- **PROBLEMS**:
a – According to the McGill Sports Hall of Fame article, how many members does the Hall now have?
b – Repeat the stretch of the McGill Sports Hall of Fame article from "For honoree Anne" through "and accepting congratulations.".

- **DOCUMENT EXTRACT**:
━━━
Cheering on McGill Sports Stars through the Years

Sports fans.

In 1996, the McGill Sports Hall of Fame was established to honour the best of McGill’s student-athletes. With a proud tradition of sporting accomplishments since its founding, the University is recognizing some historic heroes.

For honoree Anne Turnbull, BEd'55, the moment came just as the awards lunch in the sports complex was winding down. The speeches were done, the plaques handed out. But she had enjoyed herself, so she had been wandering among the tables, reminiscing and accepting congratulations.

The young woman must have been 21. Perhaps even younger. But as soon as she saw Anne, she walked straight up to her and introduced herself.

She was an athlete herself, she said: a member of the Martlets basketball team. She was also one of the few undergraduates among the 210 guests who had gathered that day. But before she left, she wanted to tell Anne, who's roughly 50 years her senior, how much she had enjoyed what she had to say - and how it fit with her own feelings about university sports.

"I had spoken about the camaraderie of it all," said Anne later. "About all the friends you make along the way. And how that - beyond the excellence of the sport - was really what made it all worthwhile. I was touched that she would come up to me like that, so I wish I could remember her name. But it was nice that she said she agreed, that it really is the bonds that you form.

"Of course," Anne said, "it was also nice when she said, 'Wow, you scored 44 points in a single game. That's more than we score sometimes with the whole team!'"

This past October, at one of Homecoming's lesser-known rituals, Anne Turnbull, along with five other individuals and one team, was inducted into McGill's Sports Hall of Fame. Held in Donald Love Competition Hall, in the heart of the new McGill athletics complex, the occasion formally honoured the achievements of athletes who accomplished amazing things during their varsity careers, such as scoring 44 points in a basketball game.


Anne Turnbull is congratulated by McGill Governor.

Anne Turnbull is congratulated by McGill Governor Sally McDougall at the Sports Hall of Fame Luncheon and is pictured in a basketball team photo from 1954.



Started in 1996, the Hall now has 66 members, and if you spend a little time getting to know the men and women who are recognized there, you might find yourself being as impressed as that undergraduate.

Anne Turnball.
━━━
Spatial layout data:

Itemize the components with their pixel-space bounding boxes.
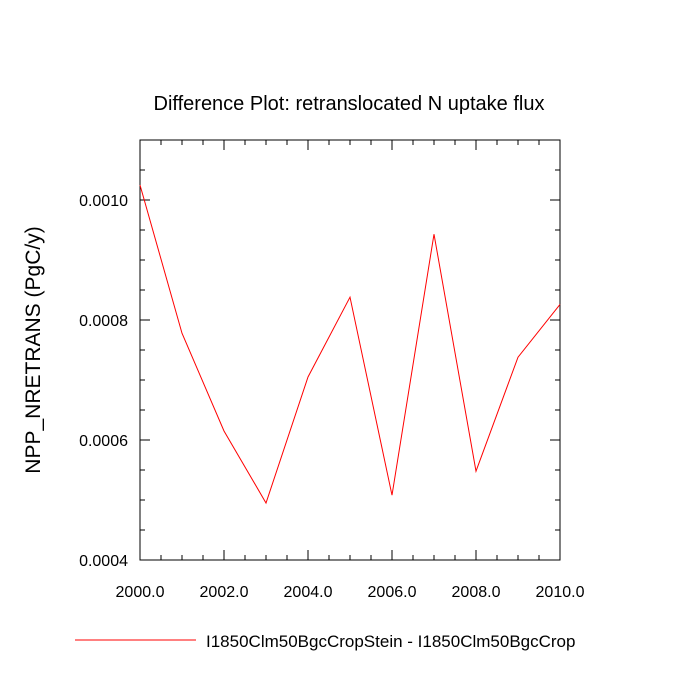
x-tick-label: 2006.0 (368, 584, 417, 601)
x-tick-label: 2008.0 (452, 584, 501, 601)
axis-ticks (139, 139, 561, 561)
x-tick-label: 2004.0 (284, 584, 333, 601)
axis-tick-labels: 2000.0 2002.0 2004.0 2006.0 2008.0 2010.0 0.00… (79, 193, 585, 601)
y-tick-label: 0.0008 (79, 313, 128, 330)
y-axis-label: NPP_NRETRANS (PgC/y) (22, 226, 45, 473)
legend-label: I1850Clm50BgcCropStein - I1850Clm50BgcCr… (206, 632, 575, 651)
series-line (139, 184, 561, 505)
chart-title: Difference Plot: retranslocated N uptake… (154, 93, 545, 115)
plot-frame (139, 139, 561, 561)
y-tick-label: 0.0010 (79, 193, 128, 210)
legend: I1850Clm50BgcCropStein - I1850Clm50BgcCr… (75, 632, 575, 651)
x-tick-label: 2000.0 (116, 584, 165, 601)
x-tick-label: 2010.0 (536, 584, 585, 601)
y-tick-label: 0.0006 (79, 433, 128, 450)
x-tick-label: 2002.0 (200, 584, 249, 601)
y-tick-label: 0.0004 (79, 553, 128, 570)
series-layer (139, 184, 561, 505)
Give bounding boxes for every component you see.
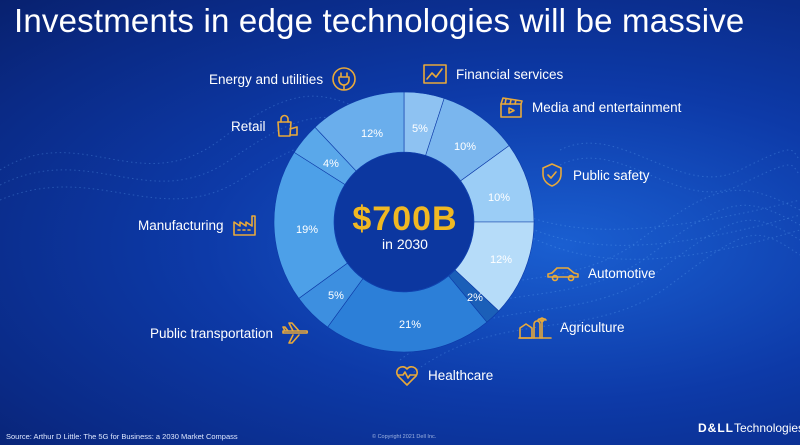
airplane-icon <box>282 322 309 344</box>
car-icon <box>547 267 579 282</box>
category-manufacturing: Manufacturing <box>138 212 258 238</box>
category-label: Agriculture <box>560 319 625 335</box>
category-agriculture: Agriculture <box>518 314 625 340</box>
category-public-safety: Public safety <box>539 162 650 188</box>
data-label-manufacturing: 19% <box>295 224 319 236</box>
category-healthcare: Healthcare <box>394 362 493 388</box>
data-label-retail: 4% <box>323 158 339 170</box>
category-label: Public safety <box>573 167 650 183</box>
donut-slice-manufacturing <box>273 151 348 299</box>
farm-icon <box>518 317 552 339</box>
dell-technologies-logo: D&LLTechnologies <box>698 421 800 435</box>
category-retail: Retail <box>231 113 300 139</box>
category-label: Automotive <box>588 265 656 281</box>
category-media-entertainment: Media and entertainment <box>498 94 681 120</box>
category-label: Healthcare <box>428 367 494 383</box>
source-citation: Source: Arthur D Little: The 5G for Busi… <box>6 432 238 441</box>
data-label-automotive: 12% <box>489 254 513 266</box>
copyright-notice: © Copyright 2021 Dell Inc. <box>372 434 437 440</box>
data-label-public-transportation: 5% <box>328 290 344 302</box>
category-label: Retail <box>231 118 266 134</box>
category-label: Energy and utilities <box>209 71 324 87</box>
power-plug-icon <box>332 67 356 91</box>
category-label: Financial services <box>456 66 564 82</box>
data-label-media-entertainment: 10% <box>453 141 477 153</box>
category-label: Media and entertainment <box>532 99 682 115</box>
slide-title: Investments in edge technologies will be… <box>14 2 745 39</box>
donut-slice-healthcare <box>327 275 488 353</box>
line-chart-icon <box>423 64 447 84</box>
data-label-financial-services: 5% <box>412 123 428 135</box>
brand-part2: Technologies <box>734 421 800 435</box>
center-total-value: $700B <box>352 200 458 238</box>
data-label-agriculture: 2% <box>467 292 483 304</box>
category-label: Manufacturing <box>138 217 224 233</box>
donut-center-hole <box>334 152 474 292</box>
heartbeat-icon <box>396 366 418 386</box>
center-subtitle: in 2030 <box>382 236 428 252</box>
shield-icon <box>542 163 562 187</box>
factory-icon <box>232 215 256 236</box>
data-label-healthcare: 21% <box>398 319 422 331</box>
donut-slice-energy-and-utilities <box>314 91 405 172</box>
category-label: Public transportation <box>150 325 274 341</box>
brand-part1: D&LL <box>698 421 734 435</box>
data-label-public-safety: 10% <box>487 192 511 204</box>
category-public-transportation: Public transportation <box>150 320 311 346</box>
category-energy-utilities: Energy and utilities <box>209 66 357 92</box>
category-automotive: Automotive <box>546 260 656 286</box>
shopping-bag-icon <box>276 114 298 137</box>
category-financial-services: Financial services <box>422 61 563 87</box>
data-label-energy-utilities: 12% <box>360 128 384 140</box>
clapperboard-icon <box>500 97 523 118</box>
━━━
- **PER-TASK ANSWERS**:
a – 66

b –
For honoree Anne Turnbull, BEd'55, the moment came just as the awards lunch in the sports complex was winding down. The speeches were done, the plaques handed out. But she had enjoyed herself, so she had been wandering among the tables, reminiscing and accepting congratulations.